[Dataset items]
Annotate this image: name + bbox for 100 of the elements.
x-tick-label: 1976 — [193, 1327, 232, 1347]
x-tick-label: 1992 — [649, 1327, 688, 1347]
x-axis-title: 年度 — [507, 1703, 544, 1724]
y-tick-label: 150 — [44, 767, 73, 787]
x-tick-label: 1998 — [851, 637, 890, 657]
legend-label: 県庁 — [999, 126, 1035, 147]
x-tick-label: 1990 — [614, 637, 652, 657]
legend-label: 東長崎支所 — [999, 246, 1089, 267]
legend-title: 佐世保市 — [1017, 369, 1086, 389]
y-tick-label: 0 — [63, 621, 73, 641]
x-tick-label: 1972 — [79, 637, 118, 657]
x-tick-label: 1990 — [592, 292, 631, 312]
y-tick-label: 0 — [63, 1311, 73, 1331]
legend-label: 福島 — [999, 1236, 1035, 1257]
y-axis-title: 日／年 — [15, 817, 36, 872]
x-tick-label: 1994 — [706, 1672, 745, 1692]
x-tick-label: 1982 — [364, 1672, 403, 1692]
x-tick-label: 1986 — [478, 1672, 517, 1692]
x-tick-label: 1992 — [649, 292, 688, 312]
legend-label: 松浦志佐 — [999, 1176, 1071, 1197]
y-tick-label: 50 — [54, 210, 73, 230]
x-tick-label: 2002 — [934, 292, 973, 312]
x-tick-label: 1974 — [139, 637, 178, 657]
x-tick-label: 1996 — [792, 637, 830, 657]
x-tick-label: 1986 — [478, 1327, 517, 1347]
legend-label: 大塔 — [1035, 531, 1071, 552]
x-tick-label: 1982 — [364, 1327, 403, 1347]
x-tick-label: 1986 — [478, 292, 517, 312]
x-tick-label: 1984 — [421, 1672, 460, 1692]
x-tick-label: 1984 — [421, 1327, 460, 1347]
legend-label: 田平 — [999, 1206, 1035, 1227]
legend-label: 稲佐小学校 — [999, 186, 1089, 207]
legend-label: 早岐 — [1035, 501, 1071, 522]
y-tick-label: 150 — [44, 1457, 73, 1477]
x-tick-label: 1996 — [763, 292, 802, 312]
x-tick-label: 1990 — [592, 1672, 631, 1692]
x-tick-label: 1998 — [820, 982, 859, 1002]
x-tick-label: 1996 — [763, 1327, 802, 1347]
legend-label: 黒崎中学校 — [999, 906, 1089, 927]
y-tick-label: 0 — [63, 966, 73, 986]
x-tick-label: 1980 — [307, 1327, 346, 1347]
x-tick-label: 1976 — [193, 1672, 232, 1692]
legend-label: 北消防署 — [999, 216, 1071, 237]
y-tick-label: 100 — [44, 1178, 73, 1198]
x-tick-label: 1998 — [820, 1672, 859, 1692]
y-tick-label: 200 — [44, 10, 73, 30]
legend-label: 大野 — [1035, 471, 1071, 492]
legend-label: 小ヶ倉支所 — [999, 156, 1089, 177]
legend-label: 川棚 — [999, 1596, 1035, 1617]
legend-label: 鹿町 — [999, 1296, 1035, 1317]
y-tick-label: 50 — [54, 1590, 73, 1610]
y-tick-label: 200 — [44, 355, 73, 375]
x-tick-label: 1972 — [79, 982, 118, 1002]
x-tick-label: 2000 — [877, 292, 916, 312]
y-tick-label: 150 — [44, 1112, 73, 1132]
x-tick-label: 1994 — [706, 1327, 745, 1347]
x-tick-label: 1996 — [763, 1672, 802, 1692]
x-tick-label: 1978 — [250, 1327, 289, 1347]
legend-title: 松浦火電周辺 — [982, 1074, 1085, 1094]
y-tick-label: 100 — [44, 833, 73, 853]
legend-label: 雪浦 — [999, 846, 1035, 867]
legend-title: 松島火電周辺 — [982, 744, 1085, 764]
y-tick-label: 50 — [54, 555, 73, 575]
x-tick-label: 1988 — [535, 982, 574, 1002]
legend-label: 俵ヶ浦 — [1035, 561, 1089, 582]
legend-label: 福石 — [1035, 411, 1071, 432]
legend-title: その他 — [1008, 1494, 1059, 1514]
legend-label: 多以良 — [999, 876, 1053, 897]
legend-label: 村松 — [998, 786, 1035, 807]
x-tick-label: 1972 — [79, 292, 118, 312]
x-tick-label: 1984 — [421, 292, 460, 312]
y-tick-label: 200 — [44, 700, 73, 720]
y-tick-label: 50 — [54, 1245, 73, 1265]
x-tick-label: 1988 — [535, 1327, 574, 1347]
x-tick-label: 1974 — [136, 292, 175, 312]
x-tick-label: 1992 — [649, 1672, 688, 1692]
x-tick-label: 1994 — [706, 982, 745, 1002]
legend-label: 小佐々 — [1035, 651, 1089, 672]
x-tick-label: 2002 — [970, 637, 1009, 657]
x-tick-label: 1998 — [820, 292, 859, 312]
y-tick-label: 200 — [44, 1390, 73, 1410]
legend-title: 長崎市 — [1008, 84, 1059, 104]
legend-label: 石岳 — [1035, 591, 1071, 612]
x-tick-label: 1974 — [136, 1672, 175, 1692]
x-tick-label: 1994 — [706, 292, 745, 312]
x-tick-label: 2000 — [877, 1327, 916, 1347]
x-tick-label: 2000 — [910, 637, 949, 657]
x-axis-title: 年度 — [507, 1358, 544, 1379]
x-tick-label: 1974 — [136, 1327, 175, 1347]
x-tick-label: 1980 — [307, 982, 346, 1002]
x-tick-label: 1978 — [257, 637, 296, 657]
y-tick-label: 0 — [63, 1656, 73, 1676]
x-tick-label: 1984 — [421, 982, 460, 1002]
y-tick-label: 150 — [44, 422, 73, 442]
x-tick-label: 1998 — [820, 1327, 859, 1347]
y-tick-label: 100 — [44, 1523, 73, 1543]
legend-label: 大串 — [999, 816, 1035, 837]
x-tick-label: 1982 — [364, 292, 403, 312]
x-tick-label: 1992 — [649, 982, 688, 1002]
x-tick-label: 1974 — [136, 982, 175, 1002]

**What needs to be done**: Rewrite the records above, changing every "legend-label" to "legend-entry" and keeping everything else unchanged.

**Result**:
Annotate this image: name + bbox for 100 of the elements.
x-tick-label: 1976 — [193, 1327, 232, 1347]
x-tick-label: 1992 — [649, 1327, 688, 1347]
x-axis-title: 年度 — [507, 1703, 544, 1724]
y-tick-label: 150 — [44, 767, 73, 787]
x-tick-label: 1998 — [851, 637, 890, 657]
legend-entry: 県庁 — [999, 126, 1035, 147]
x-tick-label: 1990 — [614, 637, 652, 657]
legend-entry: 東長崎支所 — [999, 246, 1089, 267]
legend-title: 佐世保市 — [1017, 369, 1086, 389]
y-tick-label: 0 — [63, 621, 73, 641]
x-tick-label: 1972 — [79, 637, 118, 657]
x-tick-label: 1990 — [592, 292, 631, 312]
y-tick-label: 0 — [63, 1311, 73, 1331]
legend-entry: 福島 — [999, 1236, 1035, 1257]
y-axis-title: 日／年 — [15, 817, 36, 872]
x-tick-label: 1994 — [706, 1672, 745, 1692]
x-tick-label: 1982 — [364, 1672, 403, 1692]
x-tick-label: 1986 — [478, 1672, 517, 1692]
x-tick-label: 1992 — [649, 292, 688, 312]
legend-entry: 松浦志佐 — [999, 1176, 1071, 1197]
y-tick-label: 50 — [54, 210, 73, 230]
x-tick-label: 2002 — [934, 292, 973, 312]
x-tick-label: 1974 — [139, 637, 178, 657]
x-tick-label: 1996 — [792, 637, 830, 657]
x-tick-label: 1986 — [478, 1327, 517, 1347]
legend-entry: 大塔 — [1035, 531, 1071, 552]
x-tick-label: 1982 — [364, 1327, 403, 1347]
x-tick-label: 1986 — [478, 292, 517, 312]
x-tick-label: 1984 — [421, 1672, 460, 1692]
x-tick-label: 1984 — [421, 1327, 460, 1347]
legend-entry: 田平 — [999, 1206, 1035, 1227]
legend-entry: 稲佐小学校 — [999, 186, 1089, 207]
legend-entry: 早岐 — [1035, 501, 1071, 522]
y-tick-label: 150 — [44, 1457, 73, 1477]
x-tick-label: 1996 — [763, 292, 802, 312]
x-tick-label: 1990 — [592, 1672, 631, 1692]
x-tick-label: 1998 — [820, 982, 859, 1002]
x-tick-label: 1996 — [763, 1327, 802, 1347]
legend-entry: 黒崎中学校 — [999, 906, 1089, 927]
y-tick-label: 0 — [63, 966, 73, 986]
x-tick-label: 1980 — [307, 1327, 346, 1347]
x-tick-label: 1976 — [193, 1672, 232, 1692]
legend-entry: 北消防署 — [999, 216, 1071, 237]
y-tick-label: 100 — [44, 1178, 73, 1198]
x-tick-label: 1998 — [820, 1672, 859, 1692]
y-tick-label: 200 — [44, 10, 73, 30]
legend-entry: 大野 — [1035, 471, 1071, 492]
legend-entry: 小ヶ倉支所 — [999, 156, 1089, 177]
legend-entry: 川棚 — [999, 1596, 1035, 1617]
legend-entry: 鹿町 — [999, 1296, 1035, 1317]
y-tick-label: 50 — [54, 1590, 73, 1610]
y-tick-label: 200 — [44, 355, 73, 375]
x-tick-label: 1972 — [79, 982, 118, 1002]
x-tick-label: 2000 — [877, 292, 916, 312]
y-tick-label: 150 — [44, 1112, 73, 1132]
x-tick-label: 1994 — [706, 1327, 745, 1347]
x-tick-label: 1996 — [763, 1672, 802, 1692]
x-tick-label: 1978 — [250, 1327, 289, 1347]
legend-title: 松浦火電周辺 — [982, 1074, 1085, 1094]
y-tick-label: 100 — [44, 833, 73, 853]
legend-entry: 雪浦 — [999, 846, 1035, 867]
legend-title: 松島火電周辺 — [982, 744, 1085, 764]
y-tick-label: 50 — [54, 555, 73, 575]
x-tick-label: 1988 — [535, 982, 574, 1002]
legend-entry: 俵ヶ浦 — [1035, 561, 1089, 582]
legend-entry: 福石 — [1035, 411, 1071, 432]
legend-title: その他 — [1008, 1494, 1059, 1514]
legend-entry: 多以良 — [999, 876, 1053, 897]
legend-entry: 村松 — [998, 786, 1035, 807]
x-tick-label: 1972 — [79, 292, 118, 312]
x-tick-label: 1984 — [421, 292, 460, 312]
y-tick-label: 200 — [44, 700, 73, 720]
y-tick-label: 50 — [54, 1245, 73, 1265]
x-tick-label: 1988 — [535, 1327, 574, 1347]
x-tick-label: 1974 — [136, 292, 175, 312]
x-tick-label: 1992 — [649, 1672, 688, 1692]
x-tick-label: 1994 — [706, 982, 745, 1002]
legend-entry: 小佐々 — [1035, 651, 1089, 672]
x-tick-label: 2002 — [970, 637, 1009, 657]
x-tick-label: 1998 — [820, 292, 859, 312]
y-tick-label: 200 — [44, 1390, 73, 1410]
legend-title: 長崎市 — [1008, 84, 1059, 104]
legend-entry: 石岳 — [1035, 591, 1071, 612]
x-tick-label: 1974 — [136, 1672, 175, 1692]
x-tick-label: 1994 — [706, 292, 745, 312]
x-tick-label: 2000 — [877, 1327, 916, 1347]
x-tick-label: 2000 — [910, 637, 949, 657]
x-axis-title: 年度 — [507, 1358, 544, 1379]
x-tick-label: 1974 — [136, 1327, 175, 1347]
x-tick-label: 1980 — [307, 982, 346, 1002]
x-tick-label: 1978 — [257, 637, 296, 657]
y-tick-label: 0 — [63, 1656, 73, 1676]
x-tick-label: 1984 — [421, 982, 460, 1002]
y-tick-label: 150 — [44, 422, 73, 442]
x-tick-label: 1998 — [820, 1327, 859, 1347]
y-tick-label: 100 — [44, 1523, 73, 1543]
legend-entry: 大串 — [999, 816, 1035, 837]
x-tick-label: 1982 — [364, 292, 403, 312]
x-tick-label: 1992 — [649, 982, 688, 1002]
x-tick-label: 1974 — [136, 982, 175, 1002]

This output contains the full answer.